Every line below that mentions the word "this" should be copied out.

— START OF Input —

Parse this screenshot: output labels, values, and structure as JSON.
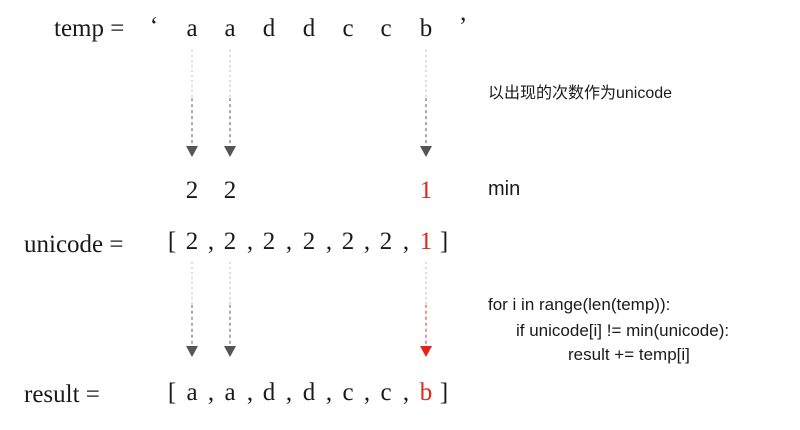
{
  "labels": {
    "temp": "temp =",
    "unicode": "unicode =",
    "result": "result ="
  },
  "quote_open": "‘",
  "quote_close": "’",
  "bracket_open": "[",
  "bracket_close": "]",
  "comma": ",",
  "temp_chars": [
    "a",
    "a",
    "d",
    "d",
    "c",
    "c",
    "b"
  ],
  "counts_row": [
    {
      "col": 0,
      "value": "2"
    },
    {
      "col": 1,
      "value": "2"
    },
    {
      "col": 6,
      "value": "1"
    }
  ],
  "unicode_values": [
    "2",
    "2",
    "2",
    "2",
    "2",
    "2",
    "1"
  ],
  "result_chars": [
    "a",
    "a",
    "d",
    "d",
    "c",
    "c",
    "b"
  ],
  "highlight_index": 6,
  "annotation": "以出现的次数作为unicode",
  "min_label": "min",
  "code_lines": [
    "for i  in range(len(temp)):",
    "if unicode[i] != min(unicode):",
    "result += temp[i]"
  ],
  "colors": {
    "text": "#1a1a1a",
    "highlight": "#e2231a",
    "arrow": "#555555",
    "dash_light": "#bbbbbb",
    "dash_red": "#f0a0a0"
  }
}
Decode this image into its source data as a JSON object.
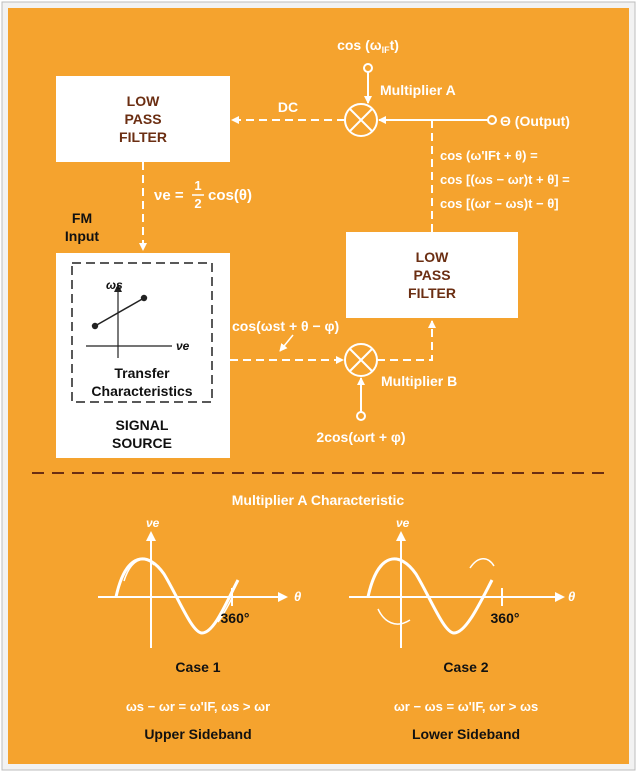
{
  "colors": {
    "panel": "#f5a32e",
    "line": "#ffffff",
    "title_text": "#ffffff",
    "box_fill": "#ffffff",
    "box_text": "#6b2e12"
  },
  "top": {
    "input_a": "cos (ω",
    "input_a_sub": "IF",
    "input_a_tail": "t)",
    "multiplier_a": "Multiplier A",
    "dc": "DC",
    "output": "Θ (Output)",
    "lpf1": [
      "LOW",
      "PASS",
      "FILTER"
    ],
    "eq1": "cos (ω'IFt + θ) =",
    "eq2": "cos [(ωs − ωr)t + θ] =",
    "eq3": "cos [(ωr − ωs)t − θ]",
    "ve_eq_left": "νe =",
    "ve_eq_num": "1",
    "ve_eq_den": "2",
    "ve_eq_right": "cos(θ)",
    "fm_input": [
      "FM",
      "Input"
    ],
    "lpf2": [
      "LOW",
      "PASS",
      "FILTER"
    ],
    "transfer": {
      "y_axis": "ωs",
      "x_axis": "νe",
      "label": [
        "Transfer",
        "Characteristics"
      ]
    },
    "signal_source": [
      "SIGNAL",
      "SOURCE"
    ],
    "b_input_label": "cos(ωst + θ − φ)",
    "multiplier_b": "Multiplier B",
    "input_b": "2cos(ωrt + φ)"
  },
  "bottom": {
    "title": "Multiplier A Characteristic",
    "case1": {
      "y_axis": "νe",
      "x_axis": "θ",
      "tick": "360°",
      "case": "Case 1",
      "equation": "ωs − ωr = ω'IF, ωs > ωr",
      "band": "Upper Sideband"
    },
    "case2": {
      "y_axis": "νe",
      "x_axis": "θ",
      "tick": "360°",
      "case": "Case 2",
      "equation": "ωr − ωs = ω'IF, ωr > ωs",
      "band": "Lower Sideband"
    }
  }
}
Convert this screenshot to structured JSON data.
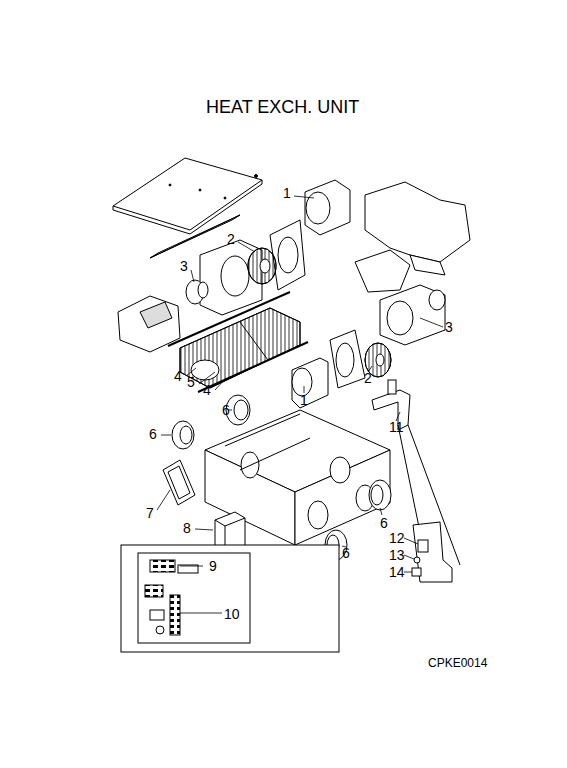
{
  "diagram": {
    "title": "HEAT EXCH. UNIT",
    "labels": [
      "1",
      "2",
      "3",
      "3",
      "4",
      "5",
      "4",
      "2",
      "1",
      "6",
      "11",
      "6",
      "7",
      "8",
      "6",
      "6",
      "12",
      "9",
      "13",
      "14",
      "10",
      "CPKE0014"
    ]
  }
}
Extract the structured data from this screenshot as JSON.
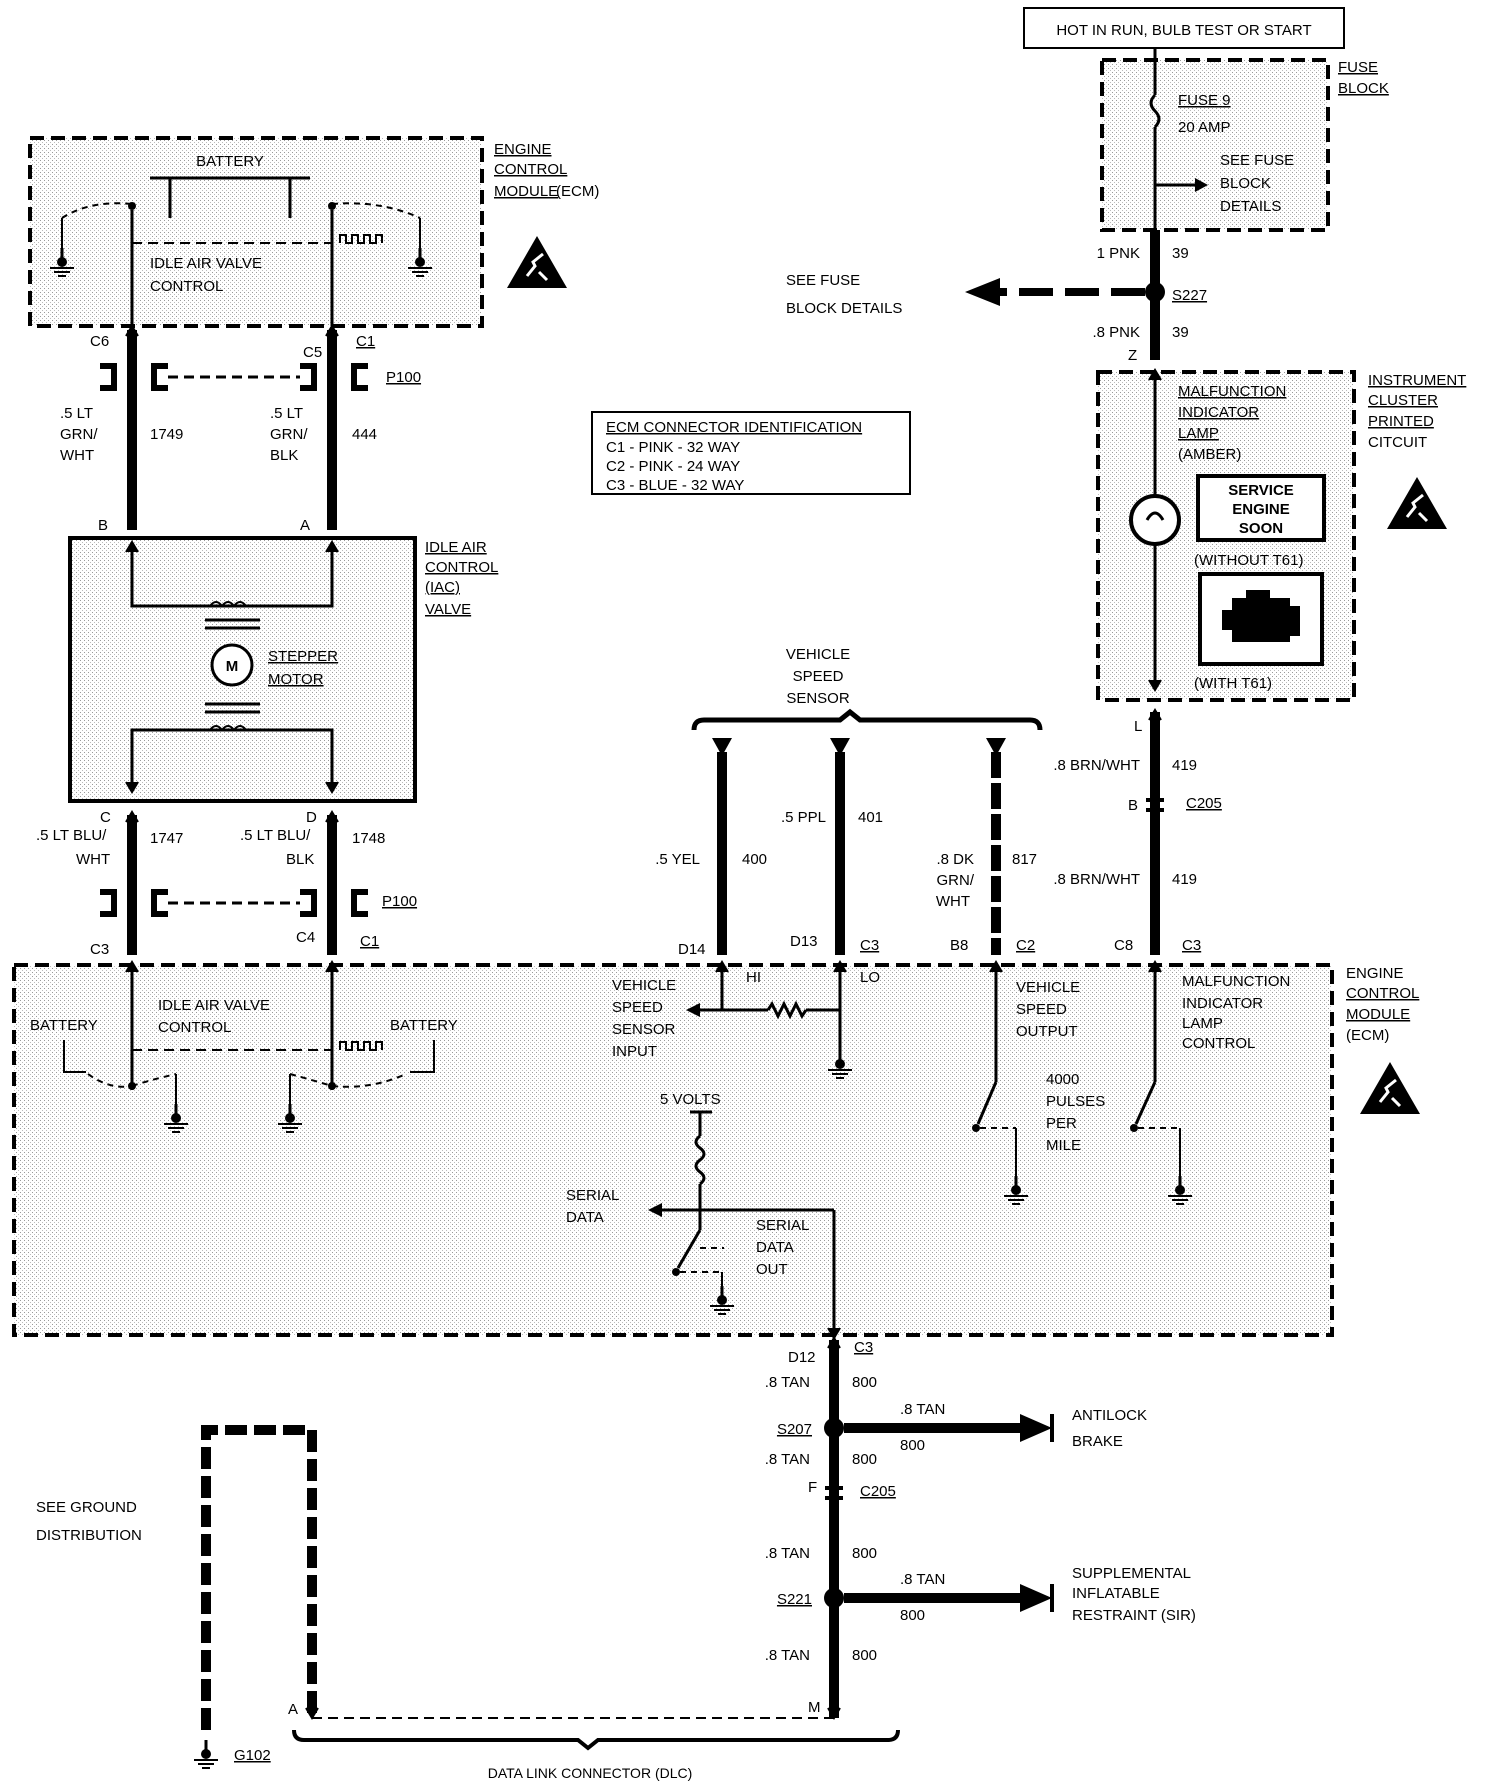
{
  "header": {
    "power_label": "HOT IN RUN, BULB TEST OR START"
  },
  "fuse_block": {
    "title_1": "FUSE",
    "title_2": "BLOCK",
    "fuse_name": "FUSE 9",
    "fuse_rating": "20 AMP",
    "see_1": "SEE FUSE",
    "see_2": "BLOCK",
    "see_3": "DETAILS"
  },
  "top_branch": {
    "wire_1": "1 PNK",
    "circuit_1": "39",
    "splice": "S227",
    "see_1": "SEE FUSE",
    "see_2": "BLOCK DETAILS",
    "wire_2": ".8 PNK",
    "circuit_2": "39",
    "pin_z": "Z"
  },
  "ecm_top": {
    "title_1": "ENGINE",
    "title_2": "CONTROL",
    "title_3": "MODULE",
    "title_3b": "(ECM)",
    "battery": "BATTERY",
    "valve_1": "IDLE AIR VALVE",
    "valve_2": "CONTROL"
  },
  "p100_top": {
    "pin_c6": "C6",
    "pin_c5": "C5",
    "conn_c1": "C1",
    "conn": "P100",
    "left_w1": ".5 LT",
    "left_w2": "GRN/",
    "left_w3": "WHT",
    "left_circuit": "1749",
    "right_w1": ".5 LT",
    "right_w2": "GRN/",
    "right_w3": "BLK",
    "right_circuit": "444",
    "pin_b": "B",
    "pin_a": "A"
  },
  "id_box": {
    "title": "ECM CONNECTOR IDENTIFICATION",
    "line_1": "C1 - PINK - 32 WAY",
    "line_2": "C2 - PINK - 24 WAY",
    "line_3": "C3 - BLUE - 32 WAY"
  },
  "iac": {
    "title_1": "IDLE AIR",
    "title_2": "CONTROL",
    "title_3": "(IAC)",
    "title_4": "VALVE",
    "motor_letter": "M",
    "motor_1": "STEPPER",
    "motor_2": "MOTOR"
  },
  "p100_bottom": {
    "pin_c": "C",
    "pin_d": "D",
    "left_w1": ".5 LT BLU/",
    "left_w2": "WHT",
    "left_circuit": "1747",
    "right_w1": ".5 LT BLU/",
    "right_w2": "BLK",
    "right_circuit": "1748",
    "conn": "P100",
    "pin_c3": "C3",
    "pin_c4": "C4",
    "conn_c1": "C1"
  },
  "cluster": {
    "title_1": "INSTRUMENT",
    "title_2": "CLUSTER",
    "title_3": "PRINTED",
    "title_4": "CITCUIT",
    "mil_1": "MALFUNCTION",
    "mil_2": "INDICATOR",
    "mil_3": "LAMP",
    "mil_4": "(AMBER)",
    "ses_1": "SERVICE",
    "ses_2": "ENGINE",
    "ses_3": "SOON",
    "without": "(WITHOUT T61)",
    "with": "(WITH T61)"
  },
  "mil_wire": {
    "pin_l": "L",
    "wire_1": ".8 BRN/WHT",
    "circuit_1": "419",
    "pin_b": "B",
    "conn": "C205",
    "wire_2": ".8 BRN/WHT",
    "circuit_2": "419",
    "pin_c8": "C8",
    "conn_c3": "C3"
  },
  "vss": {
    "title_1": "VEHICLE",
    "title_2": "SPEED",
    "title_3": "SENSOR",
    "w1": ".5 YEL",
    "c1": "400",
    "w2": ".5 PPL",
    "c2": "401",
    "w3a": ".8 DK",
    "w3b": "GRN/",
    "w3c": "WHT",
    "c3": "817",
    "pin_d14": "D14",
    "pin_d13": "D13",
    "conn_c3": "C3",
    "pin_b8": "B8",
    "conn_c2": "C2"
  },
  "ecm_main": {
    "title_1": "ENGINE",
    "title_2": "CONTROL",
    "title_3": "MODULE",
    "title_4": "(ECM)",
    "valve_1": "IDLE AIR VALVE",
    "valve_2": "CONTROL",
    "battery_l": "BATTERY",
    "battery_r": "BATTERY",
    "hi": "HI",
    "lo": "LO",
    "vssi_1": "VEHICLE",
    "vssi_2": "SPEED",
    "vssi_3": "SENSOR",
    "vssi_4": "INPUT",
    "vso_1": "VEHICLE",
    "vso_2": "SPEED",
    "vso_3": "OUTPUT",
    "pulses_1": "4000",
    "pulses_2": "PULSES",
    "pulses_3": "PER",
    "pulses_4": "MILE",
    "milc_1": "MALFUNCTION",
    "milc_2": "INDICATOR",
    "milc_3": "LAMP",
    "milc_4": "CONTROL",
    "volts": "5 VOLTS",
    "sd_1": "SERIAL",
    "sd_2": "DATA",
    "sdo_1": "SERIAL",
    "sdo_2": "DATA",
    "sdo_3": "OUT"
  },
  "serial_line": {
    "pin_d12": "D12",
    "conn_c3": "C3",
    "w1": ".8 TAN",
    "c1": "800",
    "s207": "S207",
    "w_abs": ".8 TAN",
    "c_abs": "800",
    "abs_1": "ANTILOCK",
    "abs_2": "BRAKE",
    "w2": ".8 TAN",
    "c2": "800",
    "pin_f": "F",
    "conn_c205": "C205",
    "w3": ".8 TAN",
    "c3": "800",
    "s221": "S221",
    "w_sir": ".8 TAN",
    "c_sir": "800",
    "sir_1": "SUPPLEMENTAL",
    "sir_2": "INFLATABLE",
    "sir_3": "RESTRAINT (SIR)",
    "w4": ".8 TAN",
    "c4": "800",
    "pin_m": "M"
  },
  "ground": {
    "see_1": "SEE GROUND",
    "see_2": "DISTRIBUTION",
    "pin_a": "A",
    "g102": "G102",
    "dlc": "DATA LINK CONNECTOR (DLC)"
  }
}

— END OF Input —

Task solution:
Parse this screenshot: output labels, values, and structure as JSON.
Decode this image into its source data as a JSON object.
Convert this screenshot to structured JSON data.
Extract the structured data from this screenshot as JSON.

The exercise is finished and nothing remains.